**EXERCISE GOAL:** Copy all lines of the listing that include the string "Brandenburg".

**RECORDS FOR THIS TASK:**

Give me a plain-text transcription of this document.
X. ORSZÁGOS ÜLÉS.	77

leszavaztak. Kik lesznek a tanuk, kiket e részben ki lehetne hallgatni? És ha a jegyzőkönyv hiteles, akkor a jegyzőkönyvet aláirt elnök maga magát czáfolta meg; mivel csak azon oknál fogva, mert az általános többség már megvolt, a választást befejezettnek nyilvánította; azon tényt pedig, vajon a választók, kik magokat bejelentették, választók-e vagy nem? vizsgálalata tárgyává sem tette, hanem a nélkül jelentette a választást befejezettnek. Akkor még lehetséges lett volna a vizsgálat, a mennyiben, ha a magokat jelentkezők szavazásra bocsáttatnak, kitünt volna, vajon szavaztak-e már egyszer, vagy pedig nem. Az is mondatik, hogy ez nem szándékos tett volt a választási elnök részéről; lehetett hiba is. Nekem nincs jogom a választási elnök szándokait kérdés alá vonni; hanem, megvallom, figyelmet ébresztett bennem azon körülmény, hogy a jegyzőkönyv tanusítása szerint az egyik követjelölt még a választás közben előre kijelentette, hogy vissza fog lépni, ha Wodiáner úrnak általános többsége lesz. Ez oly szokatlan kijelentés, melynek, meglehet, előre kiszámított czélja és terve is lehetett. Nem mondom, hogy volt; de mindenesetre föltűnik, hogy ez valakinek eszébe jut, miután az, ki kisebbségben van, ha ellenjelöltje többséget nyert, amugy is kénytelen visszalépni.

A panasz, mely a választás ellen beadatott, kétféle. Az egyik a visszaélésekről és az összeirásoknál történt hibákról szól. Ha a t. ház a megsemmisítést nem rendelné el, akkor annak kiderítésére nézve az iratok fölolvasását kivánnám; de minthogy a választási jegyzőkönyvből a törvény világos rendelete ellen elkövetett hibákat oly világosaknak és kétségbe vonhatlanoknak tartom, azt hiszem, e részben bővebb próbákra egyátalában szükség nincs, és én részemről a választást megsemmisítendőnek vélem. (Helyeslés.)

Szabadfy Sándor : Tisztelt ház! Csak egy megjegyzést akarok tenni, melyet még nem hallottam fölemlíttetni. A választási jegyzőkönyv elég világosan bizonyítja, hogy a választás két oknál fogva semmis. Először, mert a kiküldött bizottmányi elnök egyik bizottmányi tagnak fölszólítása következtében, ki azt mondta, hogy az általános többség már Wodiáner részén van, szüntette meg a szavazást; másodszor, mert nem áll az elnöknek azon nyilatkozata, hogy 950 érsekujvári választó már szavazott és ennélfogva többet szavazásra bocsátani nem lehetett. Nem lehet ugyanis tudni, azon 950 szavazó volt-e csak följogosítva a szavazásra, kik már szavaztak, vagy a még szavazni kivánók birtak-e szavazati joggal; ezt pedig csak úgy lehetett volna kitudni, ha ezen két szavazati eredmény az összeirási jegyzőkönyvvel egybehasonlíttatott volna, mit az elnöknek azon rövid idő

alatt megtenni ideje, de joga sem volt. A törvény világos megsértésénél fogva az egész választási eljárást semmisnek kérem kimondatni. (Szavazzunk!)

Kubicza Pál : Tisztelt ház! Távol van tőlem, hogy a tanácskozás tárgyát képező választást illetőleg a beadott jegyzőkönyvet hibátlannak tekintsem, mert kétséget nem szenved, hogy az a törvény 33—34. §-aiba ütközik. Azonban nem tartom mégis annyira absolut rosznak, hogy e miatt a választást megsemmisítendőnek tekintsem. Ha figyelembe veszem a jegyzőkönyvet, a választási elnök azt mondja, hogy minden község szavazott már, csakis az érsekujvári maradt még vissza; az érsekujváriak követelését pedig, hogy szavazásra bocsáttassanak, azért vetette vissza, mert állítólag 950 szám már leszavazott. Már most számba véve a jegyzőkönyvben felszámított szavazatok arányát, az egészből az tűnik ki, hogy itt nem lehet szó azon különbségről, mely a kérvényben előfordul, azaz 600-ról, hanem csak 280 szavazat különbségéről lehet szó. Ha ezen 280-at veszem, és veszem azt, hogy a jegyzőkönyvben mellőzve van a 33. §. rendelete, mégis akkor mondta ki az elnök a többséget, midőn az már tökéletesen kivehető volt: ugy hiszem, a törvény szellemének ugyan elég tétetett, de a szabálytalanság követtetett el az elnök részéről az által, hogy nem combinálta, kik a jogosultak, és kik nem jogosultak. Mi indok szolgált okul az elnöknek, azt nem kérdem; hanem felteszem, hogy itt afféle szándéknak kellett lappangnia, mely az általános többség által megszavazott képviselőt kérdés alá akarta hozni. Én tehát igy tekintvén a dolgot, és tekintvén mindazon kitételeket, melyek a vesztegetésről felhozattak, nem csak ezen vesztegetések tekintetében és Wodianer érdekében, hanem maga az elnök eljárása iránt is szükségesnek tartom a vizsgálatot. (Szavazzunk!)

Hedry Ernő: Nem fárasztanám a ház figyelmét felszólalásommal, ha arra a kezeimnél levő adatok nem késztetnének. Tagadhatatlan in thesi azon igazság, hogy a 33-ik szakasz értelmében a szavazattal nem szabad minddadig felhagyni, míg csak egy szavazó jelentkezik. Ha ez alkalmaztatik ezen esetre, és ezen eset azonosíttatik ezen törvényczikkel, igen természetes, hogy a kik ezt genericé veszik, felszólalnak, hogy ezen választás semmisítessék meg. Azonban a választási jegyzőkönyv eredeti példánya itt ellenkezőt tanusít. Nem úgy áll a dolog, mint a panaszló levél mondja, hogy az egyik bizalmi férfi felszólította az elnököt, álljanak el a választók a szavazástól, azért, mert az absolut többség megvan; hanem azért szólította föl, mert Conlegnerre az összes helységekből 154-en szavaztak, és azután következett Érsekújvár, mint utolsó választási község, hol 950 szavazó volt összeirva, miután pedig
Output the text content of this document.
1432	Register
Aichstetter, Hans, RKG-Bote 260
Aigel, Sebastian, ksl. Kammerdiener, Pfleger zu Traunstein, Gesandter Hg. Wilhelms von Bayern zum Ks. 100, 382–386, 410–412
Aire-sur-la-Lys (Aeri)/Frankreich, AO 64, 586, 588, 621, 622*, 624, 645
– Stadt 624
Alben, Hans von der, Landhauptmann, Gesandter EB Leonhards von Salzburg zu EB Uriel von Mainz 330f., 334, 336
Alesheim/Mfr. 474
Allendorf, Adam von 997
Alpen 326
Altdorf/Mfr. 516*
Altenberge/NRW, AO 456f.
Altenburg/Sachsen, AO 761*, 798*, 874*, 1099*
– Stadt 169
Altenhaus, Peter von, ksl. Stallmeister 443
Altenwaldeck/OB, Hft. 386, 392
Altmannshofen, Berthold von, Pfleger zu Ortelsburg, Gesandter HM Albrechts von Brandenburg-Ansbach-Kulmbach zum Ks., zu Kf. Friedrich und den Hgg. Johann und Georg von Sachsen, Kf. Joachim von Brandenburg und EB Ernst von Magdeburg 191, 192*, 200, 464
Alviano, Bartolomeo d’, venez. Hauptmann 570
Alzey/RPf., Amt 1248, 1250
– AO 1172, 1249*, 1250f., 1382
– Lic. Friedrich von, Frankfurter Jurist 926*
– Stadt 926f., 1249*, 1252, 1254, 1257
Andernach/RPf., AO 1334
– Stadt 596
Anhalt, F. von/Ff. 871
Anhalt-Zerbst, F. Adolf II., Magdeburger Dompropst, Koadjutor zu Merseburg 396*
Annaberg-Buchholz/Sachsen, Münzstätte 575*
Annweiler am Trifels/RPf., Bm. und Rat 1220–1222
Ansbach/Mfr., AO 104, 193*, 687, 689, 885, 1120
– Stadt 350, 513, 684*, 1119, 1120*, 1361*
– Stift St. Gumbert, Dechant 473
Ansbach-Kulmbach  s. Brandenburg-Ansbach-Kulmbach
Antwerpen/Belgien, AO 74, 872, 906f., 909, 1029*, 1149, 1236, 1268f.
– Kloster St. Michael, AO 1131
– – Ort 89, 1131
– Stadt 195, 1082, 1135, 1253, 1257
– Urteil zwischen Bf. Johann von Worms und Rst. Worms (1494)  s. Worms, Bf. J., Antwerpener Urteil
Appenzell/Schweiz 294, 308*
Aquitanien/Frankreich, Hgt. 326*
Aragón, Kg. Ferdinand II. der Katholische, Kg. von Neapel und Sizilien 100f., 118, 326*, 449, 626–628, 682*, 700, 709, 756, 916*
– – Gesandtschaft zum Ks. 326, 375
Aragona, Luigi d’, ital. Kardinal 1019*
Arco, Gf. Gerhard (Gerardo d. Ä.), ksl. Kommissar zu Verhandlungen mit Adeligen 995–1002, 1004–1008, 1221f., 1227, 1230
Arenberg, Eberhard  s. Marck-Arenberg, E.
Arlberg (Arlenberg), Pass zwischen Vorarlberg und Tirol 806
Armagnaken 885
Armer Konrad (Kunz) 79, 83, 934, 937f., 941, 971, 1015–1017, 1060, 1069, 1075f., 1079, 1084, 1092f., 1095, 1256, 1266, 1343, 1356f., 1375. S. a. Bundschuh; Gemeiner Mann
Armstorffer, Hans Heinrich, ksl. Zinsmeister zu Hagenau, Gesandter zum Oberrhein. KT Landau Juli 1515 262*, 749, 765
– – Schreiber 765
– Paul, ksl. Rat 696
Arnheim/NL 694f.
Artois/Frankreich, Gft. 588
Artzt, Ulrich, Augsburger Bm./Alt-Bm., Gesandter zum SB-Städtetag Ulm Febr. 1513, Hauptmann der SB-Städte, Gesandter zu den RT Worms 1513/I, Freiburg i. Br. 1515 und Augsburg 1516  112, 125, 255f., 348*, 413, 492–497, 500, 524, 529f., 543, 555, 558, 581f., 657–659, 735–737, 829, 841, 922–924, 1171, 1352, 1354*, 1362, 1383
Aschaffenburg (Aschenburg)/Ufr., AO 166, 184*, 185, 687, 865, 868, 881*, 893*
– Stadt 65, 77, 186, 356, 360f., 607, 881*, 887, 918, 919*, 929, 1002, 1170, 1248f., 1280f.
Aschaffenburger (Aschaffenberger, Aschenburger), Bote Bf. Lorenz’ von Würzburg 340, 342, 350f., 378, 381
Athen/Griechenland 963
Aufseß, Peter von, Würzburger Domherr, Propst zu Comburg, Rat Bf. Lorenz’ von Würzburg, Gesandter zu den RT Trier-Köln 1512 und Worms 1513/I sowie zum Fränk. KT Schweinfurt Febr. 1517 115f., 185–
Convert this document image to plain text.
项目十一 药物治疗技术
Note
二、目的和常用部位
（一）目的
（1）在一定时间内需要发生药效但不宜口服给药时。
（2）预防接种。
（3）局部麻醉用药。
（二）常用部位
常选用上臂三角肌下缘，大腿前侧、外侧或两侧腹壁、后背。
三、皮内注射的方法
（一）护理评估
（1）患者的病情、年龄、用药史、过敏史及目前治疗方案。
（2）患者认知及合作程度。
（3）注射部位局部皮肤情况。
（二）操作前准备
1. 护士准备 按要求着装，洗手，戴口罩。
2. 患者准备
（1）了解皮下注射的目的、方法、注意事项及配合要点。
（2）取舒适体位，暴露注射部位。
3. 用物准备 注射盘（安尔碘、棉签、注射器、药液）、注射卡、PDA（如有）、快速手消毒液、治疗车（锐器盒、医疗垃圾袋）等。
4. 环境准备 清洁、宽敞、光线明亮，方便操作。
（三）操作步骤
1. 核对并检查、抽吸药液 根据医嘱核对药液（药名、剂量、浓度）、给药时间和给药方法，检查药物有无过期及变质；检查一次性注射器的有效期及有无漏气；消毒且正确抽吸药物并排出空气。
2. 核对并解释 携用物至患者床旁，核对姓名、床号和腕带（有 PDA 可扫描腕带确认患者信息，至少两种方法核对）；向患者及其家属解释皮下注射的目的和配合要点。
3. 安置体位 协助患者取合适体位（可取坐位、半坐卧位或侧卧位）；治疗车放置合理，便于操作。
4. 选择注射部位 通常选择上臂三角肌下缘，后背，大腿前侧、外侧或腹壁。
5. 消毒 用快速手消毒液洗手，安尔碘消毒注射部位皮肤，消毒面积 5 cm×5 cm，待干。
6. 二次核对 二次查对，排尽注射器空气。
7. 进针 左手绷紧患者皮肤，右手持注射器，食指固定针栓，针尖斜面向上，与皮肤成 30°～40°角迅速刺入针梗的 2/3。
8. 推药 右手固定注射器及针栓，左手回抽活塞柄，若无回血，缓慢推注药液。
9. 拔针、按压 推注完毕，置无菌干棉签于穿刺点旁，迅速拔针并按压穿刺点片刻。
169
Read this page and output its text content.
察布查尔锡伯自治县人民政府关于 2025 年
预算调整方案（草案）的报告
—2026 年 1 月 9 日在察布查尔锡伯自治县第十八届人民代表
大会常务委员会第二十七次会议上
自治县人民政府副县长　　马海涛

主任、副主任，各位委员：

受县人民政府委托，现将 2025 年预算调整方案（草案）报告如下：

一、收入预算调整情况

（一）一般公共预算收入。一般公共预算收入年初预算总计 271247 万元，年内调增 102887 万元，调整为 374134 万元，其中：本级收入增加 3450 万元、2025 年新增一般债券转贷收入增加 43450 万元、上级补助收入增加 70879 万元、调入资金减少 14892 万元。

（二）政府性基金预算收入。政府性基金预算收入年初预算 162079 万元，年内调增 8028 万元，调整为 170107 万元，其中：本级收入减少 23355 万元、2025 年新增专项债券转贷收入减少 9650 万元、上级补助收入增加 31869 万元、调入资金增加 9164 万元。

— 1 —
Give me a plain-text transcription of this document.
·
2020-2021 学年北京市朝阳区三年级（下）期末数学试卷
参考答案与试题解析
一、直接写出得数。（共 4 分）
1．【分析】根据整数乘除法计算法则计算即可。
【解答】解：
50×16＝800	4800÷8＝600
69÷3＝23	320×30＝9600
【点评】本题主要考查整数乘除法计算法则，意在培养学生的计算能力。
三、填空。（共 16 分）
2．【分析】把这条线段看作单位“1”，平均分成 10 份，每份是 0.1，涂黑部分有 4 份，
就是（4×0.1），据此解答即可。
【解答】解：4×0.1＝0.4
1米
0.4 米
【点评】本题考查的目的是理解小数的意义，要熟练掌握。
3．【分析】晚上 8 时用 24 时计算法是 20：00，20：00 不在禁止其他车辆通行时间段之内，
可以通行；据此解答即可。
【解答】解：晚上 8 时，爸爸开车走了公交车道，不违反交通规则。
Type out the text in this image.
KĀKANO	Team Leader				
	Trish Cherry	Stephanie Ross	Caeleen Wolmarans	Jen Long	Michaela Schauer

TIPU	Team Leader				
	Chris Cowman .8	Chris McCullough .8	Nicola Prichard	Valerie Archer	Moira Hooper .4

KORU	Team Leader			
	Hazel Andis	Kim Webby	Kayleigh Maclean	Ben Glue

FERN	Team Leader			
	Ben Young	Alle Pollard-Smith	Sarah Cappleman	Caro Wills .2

**RESULT OF THIS EXERCISE:**
Altmannshofen, Berthold von, Pfleger zu Ortelsburg, Gesandter HM Albrechts von Brandenburg-Ansbach-Kulmbach zum Ks., zu Kf. Friedrich und den Hgg. Johann und Georg von Sachsen, Kf. Joachim von Brandenburg und EB Ernst von Magdeburg 191, 192*, 200, 464
Ansbach-Kulmbach  s. Brandenburg-Ansbach-Kulmbach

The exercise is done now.